- [Problem details]: Repeat the whole listing below, word for word.

↓

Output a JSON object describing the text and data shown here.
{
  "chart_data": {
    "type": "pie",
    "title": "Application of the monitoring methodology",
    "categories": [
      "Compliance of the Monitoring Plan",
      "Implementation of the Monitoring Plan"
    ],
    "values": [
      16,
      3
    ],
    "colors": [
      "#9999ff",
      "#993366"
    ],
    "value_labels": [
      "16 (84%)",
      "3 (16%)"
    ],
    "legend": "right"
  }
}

↑

- [Output]:
Output a JSON object describing the text and data shown here.
{
  "chart_data": {
    "type": "pie",
    "title": "Application of the monitoring methodology",
    "categories": [
      "Compliance of the Monitoring Plan",
      "Implementation of the Monitoring Plan"
    ],
    "values": [
      16,
      3
    ],
    "colors": [
      "#9999ff",
      "#993366"
    ],
    "value_labels": [
      "16 (84%)",
      "3 (16%)"
    ],
    "legend": "right"
  }
}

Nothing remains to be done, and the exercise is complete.